• Task statement
In the material below, list every line carrying the string "percentile".

• Data to process

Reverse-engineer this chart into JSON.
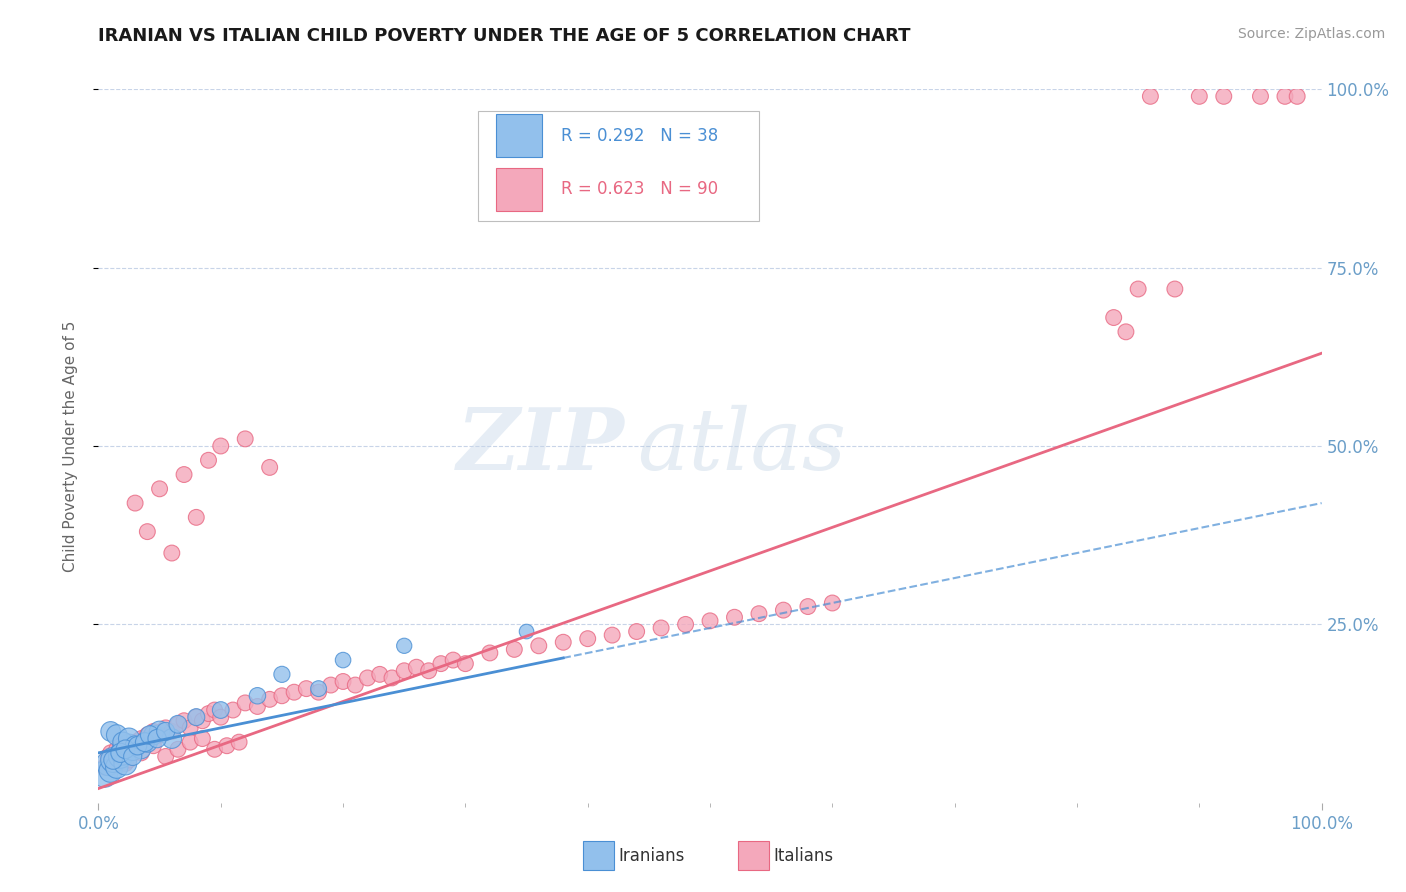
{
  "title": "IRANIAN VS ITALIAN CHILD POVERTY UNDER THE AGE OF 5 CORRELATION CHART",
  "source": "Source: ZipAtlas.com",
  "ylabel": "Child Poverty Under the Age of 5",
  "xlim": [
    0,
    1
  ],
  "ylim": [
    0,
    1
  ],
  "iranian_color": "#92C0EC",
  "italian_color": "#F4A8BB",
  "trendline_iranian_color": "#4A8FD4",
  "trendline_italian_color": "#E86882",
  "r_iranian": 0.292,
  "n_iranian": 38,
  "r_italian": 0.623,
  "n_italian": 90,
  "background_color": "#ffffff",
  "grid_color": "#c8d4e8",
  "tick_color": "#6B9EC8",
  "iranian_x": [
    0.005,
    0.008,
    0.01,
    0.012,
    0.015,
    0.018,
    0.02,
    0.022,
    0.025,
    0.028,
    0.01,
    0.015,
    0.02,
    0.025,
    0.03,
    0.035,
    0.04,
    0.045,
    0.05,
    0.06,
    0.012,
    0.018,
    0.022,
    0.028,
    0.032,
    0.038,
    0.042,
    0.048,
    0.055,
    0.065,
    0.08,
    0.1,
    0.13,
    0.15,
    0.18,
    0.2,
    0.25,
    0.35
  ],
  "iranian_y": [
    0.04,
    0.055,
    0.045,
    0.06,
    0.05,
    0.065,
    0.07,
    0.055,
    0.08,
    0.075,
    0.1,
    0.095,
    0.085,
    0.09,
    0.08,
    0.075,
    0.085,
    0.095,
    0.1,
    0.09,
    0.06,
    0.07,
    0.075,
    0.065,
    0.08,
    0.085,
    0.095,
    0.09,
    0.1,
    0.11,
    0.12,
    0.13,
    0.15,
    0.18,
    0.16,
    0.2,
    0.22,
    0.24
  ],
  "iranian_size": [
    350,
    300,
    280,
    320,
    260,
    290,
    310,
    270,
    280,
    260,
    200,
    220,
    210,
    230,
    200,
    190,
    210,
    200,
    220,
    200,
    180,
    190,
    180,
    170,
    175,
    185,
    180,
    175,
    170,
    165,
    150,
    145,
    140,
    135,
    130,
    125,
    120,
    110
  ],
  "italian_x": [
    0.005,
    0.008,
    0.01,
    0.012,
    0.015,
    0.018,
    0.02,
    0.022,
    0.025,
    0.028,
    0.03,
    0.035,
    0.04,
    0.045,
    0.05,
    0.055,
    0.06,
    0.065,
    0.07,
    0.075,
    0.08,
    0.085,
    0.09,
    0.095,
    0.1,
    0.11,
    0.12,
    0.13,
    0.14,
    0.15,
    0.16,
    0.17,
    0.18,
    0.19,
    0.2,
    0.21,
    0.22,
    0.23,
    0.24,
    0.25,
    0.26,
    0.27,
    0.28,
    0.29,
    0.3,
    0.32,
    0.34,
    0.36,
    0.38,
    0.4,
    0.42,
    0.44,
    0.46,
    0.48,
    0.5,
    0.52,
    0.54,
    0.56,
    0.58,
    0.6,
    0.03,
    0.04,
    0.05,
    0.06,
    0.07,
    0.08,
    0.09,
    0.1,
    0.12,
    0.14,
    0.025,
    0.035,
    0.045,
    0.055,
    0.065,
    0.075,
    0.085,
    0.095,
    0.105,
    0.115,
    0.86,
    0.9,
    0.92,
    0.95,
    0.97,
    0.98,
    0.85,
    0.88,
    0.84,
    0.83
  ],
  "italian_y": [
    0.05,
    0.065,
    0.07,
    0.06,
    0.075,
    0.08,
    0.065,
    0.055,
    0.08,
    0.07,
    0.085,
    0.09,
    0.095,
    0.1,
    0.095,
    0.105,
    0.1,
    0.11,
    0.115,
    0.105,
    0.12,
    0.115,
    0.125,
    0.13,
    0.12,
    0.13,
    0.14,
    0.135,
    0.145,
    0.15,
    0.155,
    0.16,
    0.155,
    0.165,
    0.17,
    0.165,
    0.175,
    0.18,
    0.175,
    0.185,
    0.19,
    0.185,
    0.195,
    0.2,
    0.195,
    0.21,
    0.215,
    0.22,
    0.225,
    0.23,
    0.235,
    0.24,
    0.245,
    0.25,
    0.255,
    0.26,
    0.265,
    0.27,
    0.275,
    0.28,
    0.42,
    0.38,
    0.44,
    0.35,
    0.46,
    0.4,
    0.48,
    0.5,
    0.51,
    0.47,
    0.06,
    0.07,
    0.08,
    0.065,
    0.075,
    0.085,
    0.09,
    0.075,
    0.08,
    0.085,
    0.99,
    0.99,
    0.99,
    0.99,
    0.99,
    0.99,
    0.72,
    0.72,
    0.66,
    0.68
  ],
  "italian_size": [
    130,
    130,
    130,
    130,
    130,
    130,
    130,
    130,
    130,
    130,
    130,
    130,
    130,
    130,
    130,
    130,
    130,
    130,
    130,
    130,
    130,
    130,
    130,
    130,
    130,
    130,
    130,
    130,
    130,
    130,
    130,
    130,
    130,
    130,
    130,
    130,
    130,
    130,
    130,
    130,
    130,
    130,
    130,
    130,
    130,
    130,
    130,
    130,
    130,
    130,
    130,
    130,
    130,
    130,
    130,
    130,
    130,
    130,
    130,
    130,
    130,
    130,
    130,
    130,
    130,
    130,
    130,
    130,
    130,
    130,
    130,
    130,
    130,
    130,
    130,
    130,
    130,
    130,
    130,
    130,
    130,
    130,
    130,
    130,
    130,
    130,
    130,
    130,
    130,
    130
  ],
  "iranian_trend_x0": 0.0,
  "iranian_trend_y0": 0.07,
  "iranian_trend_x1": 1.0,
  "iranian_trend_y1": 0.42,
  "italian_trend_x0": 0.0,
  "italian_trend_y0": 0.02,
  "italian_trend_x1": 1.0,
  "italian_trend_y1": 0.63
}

---

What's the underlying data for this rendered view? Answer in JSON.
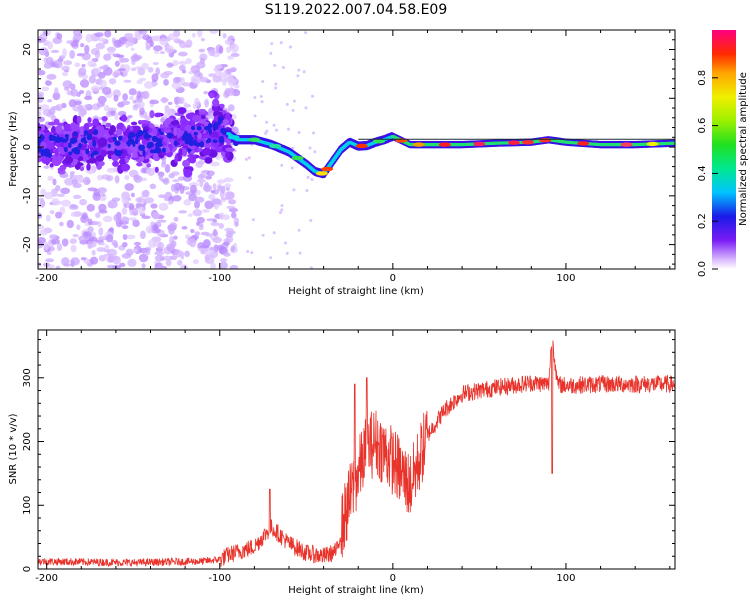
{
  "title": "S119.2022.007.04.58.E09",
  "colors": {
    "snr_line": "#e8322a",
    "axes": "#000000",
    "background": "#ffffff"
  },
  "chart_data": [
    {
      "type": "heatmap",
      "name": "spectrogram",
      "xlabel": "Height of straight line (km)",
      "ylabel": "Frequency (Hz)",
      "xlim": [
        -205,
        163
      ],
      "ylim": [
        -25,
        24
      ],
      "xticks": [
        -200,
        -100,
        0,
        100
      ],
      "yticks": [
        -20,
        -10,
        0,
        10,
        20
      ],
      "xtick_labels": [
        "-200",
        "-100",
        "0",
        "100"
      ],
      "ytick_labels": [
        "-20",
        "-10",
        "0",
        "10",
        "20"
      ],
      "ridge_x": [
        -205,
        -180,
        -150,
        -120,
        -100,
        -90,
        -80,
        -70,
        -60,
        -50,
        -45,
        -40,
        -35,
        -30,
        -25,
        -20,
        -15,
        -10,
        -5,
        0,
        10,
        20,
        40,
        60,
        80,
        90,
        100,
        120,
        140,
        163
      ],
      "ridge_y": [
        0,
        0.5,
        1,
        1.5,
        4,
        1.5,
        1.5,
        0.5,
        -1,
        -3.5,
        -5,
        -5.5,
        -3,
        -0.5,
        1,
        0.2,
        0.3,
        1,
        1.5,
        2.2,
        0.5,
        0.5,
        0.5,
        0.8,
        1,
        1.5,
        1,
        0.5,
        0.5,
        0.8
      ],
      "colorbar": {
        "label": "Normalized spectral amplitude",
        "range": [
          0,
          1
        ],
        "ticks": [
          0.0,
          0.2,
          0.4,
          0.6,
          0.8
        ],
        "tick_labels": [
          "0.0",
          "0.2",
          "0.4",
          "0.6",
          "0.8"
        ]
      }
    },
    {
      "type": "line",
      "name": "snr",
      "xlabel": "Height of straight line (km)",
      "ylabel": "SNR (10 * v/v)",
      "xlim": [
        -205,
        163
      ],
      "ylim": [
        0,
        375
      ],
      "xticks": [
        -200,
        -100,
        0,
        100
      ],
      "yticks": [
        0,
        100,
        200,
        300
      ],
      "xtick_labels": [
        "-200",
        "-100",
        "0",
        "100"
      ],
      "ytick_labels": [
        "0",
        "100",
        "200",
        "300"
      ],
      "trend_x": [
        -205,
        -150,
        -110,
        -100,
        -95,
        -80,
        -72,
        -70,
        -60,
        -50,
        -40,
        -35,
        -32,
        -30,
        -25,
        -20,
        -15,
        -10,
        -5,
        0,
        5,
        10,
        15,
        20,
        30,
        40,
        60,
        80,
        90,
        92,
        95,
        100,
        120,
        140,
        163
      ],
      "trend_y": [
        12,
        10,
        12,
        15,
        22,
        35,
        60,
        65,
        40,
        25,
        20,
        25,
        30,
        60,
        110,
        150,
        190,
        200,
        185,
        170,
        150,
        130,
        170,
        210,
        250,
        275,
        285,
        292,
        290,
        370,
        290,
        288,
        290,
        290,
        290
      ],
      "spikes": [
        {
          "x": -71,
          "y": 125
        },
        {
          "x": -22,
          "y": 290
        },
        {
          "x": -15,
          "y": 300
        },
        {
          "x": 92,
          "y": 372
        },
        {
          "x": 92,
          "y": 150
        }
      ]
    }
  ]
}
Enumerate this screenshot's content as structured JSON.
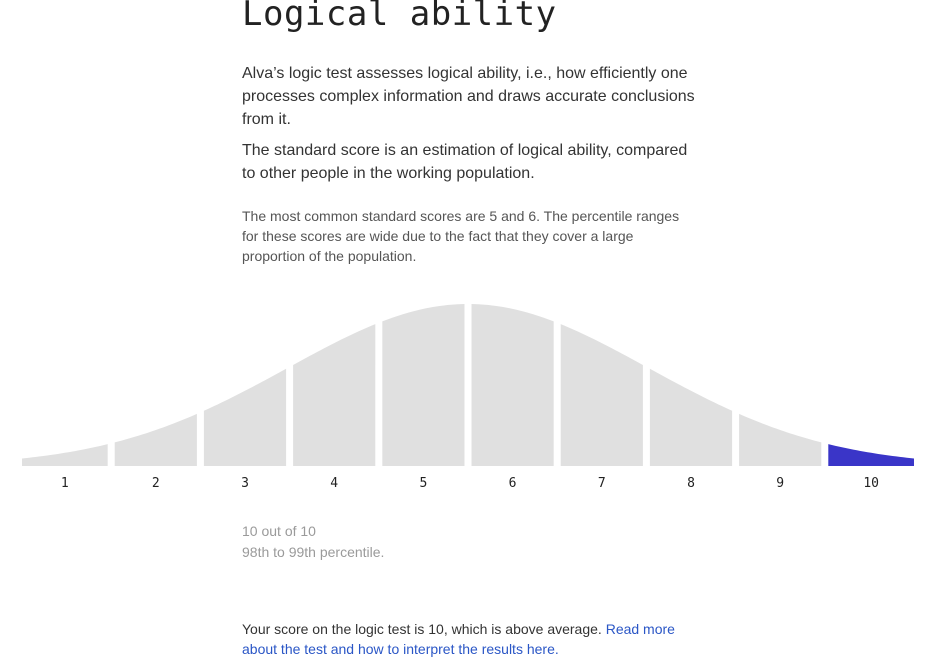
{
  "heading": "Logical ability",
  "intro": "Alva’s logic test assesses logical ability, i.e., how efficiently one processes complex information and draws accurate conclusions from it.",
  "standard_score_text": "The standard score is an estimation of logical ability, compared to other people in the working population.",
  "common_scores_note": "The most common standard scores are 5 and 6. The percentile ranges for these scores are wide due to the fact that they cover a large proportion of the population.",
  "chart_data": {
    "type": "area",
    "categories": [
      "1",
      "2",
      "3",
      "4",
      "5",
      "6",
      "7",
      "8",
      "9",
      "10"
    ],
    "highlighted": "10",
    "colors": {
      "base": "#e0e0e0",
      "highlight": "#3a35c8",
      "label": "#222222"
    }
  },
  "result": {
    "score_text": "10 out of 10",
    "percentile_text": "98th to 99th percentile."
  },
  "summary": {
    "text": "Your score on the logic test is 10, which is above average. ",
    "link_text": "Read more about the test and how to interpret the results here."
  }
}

--

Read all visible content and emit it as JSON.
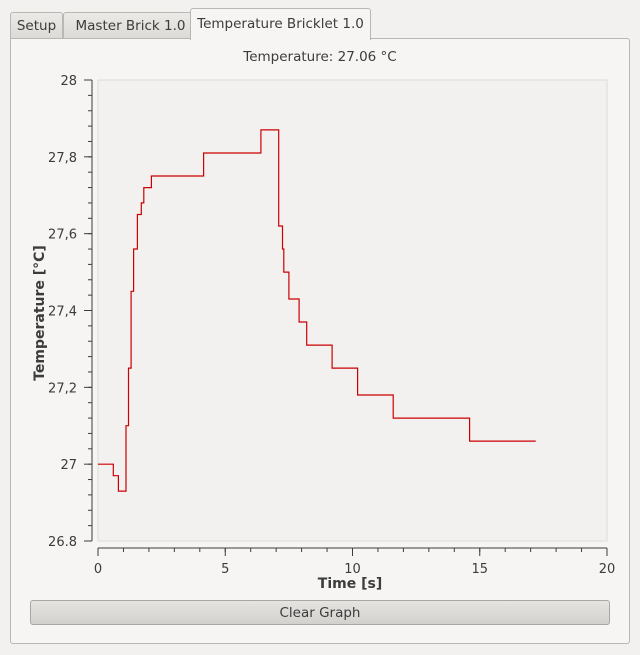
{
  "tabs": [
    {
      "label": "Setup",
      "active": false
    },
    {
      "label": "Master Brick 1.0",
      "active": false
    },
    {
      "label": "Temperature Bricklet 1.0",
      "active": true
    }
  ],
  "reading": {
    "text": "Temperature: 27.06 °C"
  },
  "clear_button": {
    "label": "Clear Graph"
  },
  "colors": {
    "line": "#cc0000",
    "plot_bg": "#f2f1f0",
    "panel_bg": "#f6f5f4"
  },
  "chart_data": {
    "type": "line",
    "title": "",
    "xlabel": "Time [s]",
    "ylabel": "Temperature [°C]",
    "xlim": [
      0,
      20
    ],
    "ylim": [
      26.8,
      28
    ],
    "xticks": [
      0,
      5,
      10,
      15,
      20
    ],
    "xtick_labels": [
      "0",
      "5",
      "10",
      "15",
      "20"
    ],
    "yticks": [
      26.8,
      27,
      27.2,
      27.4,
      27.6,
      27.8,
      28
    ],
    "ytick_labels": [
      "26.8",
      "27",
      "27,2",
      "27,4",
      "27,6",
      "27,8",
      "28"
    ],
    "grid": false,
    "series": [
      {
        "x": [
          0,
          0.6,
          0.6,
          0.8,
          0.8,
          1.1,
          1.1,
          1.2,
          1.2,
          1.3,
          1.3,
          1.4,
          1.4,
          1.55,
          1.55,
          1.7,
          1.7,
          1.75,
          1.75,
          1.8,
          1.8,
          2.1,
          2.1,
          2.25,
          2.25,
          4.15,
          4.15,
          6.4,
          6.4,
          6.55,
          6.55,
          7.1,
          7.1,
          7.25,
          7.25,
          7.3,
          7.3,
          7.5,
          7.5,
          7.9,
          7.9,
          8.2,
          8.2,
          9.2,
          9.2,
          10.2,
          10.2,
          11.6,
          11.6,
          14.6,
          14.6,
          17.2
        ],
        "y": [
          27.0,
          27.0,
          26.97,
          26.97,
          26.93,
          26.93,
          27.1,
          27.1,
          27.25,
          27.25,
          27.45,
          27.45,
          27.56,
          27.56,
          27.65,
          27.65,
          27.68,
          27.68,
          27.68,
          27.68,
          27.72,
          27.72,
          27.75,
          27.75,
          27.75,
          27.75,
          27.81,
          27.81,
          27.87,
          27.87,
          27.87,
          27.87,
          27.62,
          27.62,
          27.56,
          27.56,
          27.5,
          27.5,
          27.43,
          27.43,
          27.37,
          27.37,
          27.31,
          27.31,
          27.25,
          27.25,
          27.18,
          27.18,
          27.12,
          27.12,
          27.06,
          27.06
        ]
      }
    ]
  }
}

• The completed task
  "common_scores_note": "The most common standard scores are 5 and 6. The percentile ranges for these scores are wide due to the fact that they cover a large proportion of the population.",
    "percentile_text": "98th to 99th percentile."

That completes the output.